To do: Please pull out every line that includes the string "church".

Provided records:
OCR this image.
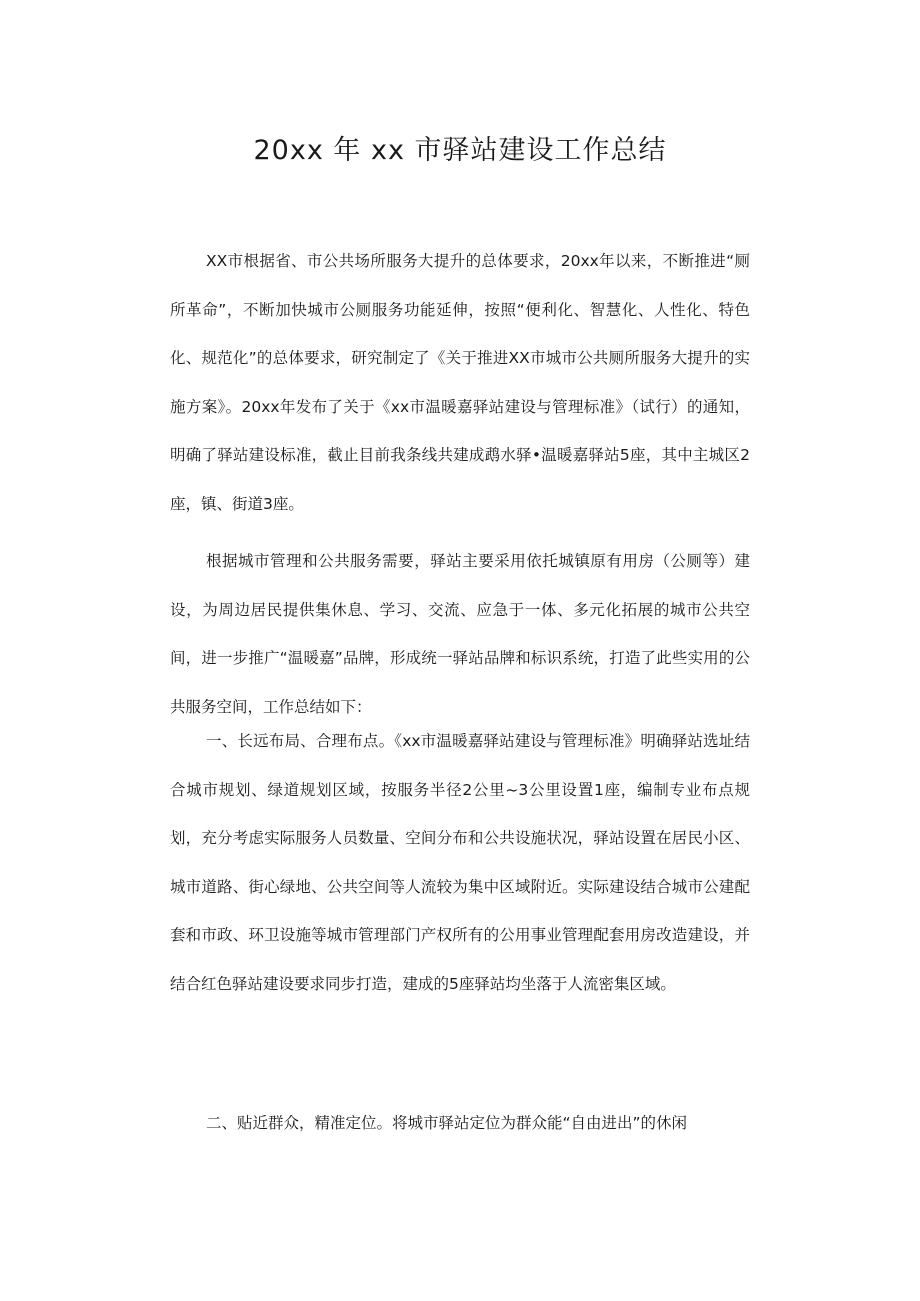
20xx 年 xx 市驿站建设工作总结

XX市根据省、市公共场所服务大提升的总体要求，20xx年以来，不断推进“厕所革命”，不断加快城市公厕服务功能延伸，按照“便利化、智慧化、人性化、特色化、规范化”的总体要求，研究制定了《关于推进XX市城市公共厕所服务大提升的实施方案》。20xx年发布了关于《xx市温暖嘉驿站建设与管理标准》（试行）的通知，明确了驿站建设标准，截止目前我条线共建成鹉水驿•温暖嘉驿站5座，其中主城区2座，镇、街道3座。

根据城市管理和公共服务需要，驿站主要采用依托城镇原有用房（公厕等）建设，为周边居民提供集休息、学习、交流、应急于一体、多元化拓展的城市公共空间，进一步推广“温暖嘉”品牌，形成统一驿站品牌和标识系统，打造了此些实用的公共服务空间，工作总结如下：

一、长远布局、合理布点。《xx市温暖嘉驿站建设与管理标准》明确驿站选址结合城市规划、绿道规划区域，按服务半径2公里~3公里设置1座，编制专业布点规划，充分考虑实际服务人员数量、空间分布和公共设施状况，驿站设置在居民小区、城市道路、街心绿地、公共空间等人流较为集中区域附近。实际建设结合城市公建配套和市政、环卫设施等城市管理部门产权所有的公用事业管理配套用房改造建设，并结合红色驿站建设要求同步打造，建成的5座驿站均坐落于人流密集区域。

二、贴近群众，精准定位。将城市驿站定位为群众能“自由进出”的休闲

...

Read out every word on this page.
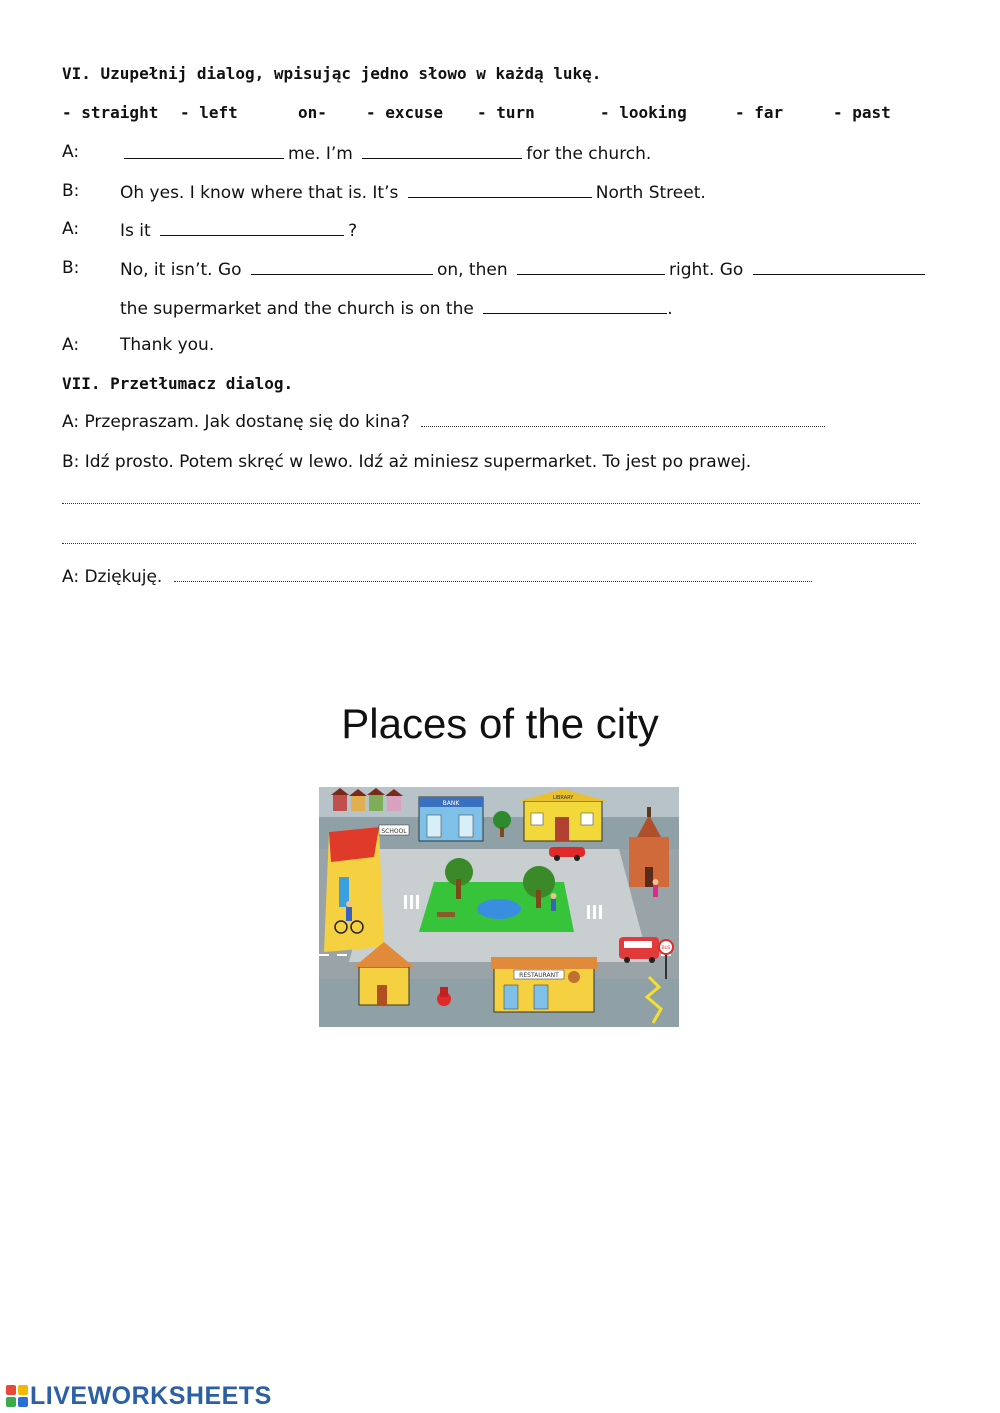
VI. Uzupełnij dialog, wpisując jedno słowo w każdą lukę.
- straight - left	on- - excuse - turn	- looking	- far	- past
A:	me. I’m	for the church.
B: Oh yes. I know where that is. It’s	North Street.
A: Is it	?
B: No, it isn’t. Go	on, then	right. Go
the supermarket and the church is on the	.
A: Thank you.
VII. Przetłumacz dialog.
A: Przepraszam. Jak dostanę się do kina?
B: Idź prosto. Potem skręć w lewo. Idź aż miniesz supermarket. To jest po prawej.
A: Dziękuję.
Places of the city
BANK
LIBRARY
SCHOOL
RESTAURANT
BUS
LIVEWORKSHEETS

Result for this exercise:
A:	me. I’m	for the church.
the supermarket and the church is on the	.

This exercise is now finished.